Instructions to follow »
Reproduce verbatim only the lines from the one containing "What data populates" through the last line below, both included.
** start of Working data **
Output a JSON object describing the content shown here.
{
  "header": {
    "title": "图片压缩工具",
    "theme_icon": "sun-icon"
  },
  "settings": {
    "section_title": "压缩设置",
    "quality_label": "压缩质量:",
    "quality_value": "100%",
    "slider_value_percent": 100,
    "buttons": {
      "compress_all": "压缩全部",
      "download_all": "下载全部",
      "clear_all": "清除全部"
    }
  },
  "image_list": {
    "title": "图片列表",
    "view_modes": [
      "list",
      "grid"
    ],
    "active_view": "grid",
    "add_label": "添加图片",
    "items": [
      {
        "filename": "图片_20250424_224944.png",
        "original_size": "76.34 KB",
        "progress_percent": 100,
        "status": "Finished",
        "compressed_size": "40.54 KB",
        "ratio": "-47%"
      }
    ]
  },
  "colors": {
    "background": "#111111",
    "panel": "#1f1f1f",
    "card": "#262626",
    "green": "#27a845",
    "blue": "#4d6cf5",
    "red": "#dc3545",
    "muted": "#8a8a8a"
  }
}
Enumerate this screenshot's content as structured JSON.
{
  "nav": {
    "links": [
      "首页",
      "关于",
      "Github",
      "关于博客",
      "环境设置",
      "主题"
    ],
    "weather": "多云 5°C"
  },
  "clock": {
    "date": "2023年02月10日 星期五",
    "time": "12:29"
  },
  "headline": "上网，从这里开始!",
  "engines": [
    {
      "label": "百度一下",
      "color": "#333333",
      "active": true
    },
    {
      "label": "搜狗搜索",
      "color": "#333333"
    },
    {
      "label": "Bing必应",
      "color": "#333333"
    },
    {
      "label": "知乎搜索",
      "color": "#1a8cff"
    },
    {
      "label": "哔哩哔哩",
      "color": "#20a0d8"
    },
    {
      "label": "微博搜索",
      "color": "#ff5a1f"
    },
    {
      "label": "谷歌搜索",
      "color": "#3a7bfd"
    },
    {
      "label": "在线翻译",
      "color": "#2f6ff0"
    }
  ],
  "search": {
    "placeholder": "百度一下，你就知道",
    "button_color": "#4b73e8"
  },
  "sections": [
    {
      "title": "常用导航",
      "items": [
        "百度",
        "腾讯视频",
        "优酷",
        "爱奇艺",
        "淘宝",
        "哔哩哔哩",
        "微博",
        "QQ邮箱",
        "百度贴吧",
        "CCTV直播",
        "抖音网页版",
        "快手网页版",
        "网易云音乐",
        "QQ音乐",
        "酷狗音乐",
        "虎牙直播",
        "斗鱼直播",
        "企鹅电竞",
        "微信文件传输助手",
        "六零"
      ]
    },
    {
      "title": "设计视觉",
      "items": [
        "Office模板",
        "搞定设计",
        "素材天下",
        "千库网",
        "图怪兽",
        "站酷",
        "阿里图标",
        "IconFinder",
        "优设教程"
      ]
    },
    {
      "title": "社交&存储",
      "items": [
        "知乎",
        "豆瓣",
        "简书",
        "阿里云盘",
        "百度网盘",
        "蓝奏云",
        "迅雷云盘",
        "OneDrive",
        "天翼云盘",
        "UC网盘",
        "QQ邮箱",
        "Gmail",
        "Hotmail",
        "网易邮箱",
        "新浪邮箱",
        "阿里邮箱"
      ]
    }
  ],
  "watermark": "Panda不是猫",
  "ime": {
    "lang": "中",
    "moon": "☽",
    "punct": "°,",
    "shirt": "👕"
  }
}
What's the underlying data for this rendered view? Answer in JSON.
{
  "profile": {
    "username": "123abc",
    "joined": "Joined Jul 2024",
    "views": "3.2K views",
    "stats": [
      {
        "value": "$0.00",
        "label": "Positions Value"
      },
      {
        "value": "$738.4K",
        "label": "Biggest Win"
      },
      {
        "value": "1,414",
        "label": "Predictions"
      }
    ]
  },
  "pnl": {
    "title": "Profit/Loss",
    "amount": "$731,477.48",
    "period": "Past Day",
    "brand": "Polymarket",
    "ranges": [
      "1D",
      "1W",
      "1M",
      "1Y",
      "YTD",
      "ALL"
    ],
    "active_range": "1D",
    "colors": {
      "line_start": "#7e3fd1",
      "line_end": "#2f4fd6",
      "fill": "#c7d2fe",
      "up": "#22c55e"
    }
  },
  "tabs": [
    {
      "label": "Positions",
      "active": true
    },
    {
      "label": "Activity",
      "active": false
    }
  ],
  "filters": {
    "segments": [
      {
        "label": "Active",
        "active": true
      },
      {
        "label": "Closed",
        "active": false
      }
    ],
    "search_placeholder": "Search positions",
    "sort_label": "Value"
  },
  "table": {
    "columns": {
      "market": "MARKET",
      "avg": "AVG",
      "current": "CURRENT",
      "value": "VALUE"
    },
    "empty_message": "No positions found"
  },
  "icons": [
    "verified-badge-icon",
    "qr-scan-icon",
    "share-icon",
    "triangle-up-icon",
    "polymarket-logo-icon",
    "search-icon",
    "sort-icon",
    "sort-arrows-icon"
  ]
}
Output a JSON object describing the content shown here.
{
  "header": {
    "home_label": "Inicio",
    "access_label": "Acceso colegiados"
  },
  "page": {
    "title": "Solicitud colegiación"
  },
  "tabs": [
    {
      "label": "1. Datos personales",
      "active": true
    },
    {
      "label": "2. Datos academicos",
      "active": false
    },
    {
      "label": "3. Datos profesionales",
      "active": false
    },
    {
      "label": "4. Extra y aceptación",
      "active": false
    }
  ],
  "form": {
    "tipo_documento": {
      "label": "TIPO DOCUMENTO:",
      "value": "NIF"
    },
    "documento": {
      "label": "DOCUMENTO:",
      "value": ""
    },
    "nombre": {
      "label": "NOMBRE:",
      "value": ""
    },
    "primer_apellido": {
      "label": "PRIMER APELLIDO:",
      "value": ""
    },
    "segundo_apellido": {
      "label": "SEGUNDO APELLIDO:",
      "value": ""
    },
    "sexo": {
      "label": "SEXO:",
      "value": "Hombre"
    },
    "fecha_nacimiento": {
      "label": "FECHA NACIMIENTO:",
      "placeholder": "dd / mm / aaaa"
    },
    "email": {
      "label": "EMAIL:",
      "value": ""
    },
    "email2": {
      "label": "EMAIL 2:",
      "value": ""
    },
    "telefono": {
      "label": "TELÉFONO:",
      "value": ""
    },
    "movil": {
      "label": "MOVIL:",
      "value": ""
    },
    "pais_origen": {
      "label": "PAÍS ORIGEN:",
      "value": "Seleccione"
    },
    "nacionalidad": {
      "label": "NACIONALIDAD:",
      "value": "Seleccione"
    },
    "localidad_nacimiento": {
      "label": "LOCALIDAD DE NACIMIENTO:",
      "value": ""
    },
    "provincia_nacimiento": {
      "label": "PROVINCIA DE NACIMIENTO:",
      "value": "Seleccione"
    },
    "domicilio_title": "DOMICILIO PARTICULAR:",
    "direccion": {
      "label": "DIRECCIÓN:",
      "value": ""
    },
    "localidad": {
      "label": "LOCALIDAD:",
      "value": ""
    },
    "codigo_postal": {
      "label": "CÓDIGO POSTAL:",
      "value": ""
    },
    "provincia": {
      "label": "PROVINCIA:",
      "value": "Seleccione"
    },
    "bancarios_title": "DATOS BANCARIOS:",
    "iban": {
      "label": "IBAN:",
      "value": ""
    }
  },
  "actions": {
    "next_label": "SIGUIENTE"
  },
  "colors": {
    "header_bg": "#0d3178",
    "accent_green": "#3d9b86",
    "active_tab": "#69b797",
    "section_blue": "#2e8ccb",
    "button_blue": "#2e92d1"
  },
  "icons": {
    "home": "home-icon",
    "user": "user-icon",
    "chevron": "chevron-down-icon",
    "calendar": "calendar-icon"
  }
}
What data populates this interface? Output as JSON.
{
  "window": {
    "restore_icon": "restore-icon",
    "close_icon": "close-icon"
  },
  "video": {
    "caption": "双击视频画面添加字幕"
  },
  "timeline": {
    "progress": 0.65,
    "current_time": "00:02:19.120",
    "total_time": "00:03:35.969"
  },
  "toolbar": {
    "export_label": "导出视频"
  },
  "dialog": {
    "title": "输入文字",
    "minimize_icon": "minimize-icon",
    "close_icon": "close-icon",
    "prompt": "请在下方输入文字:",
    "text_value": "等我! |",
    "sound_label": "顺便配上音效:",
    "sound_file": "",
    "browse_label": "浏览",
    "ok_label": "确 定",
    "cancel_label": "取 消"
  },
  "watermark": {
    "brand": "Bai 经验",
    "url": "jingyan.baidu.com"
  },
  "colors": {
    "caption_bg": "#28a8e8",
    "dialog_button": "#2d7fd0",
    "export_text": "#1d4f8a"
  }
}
** end of Working data **
Full response »
What data populates this interface? Output as JSON.
{
  "window": {
    "restore_icon": "restore-icon",
    "close_icon": "close-icon"
  },
  "video": {
    "caption": "双击视频画面添加字幕"
  },
  "timeline": {
    "progress": 0.65,
    "current_time": "00:02:19.120",
    "total_time": "00:03:35.969"
  },
  "toolbar": {
    "export_label": "导出视频"
  },
  "dialog": {
    "title": "输入文字",
    "minimize_icon": "minimize-icon",
    "close_icon": "close-icon",
    "prompt": "请在下方输入文字:",
    "text_value": "等我! |",
    "sound_label": "顺便配上音效:",
    "sound_file": "",
    "browse_label": "浏览",
    "ok_label": "确 定",
    "cancel_label": "取 消"
  },
  "watermark": {
    "brand": "Bai 经验",
    "url": "jingyan.baidu.com"
  },
  "colors": {
    "caption_bg": "#28a8e8",
    "dialog_button": "#2d7fd0",
    "export_text": "#1d4f8a"
  }
}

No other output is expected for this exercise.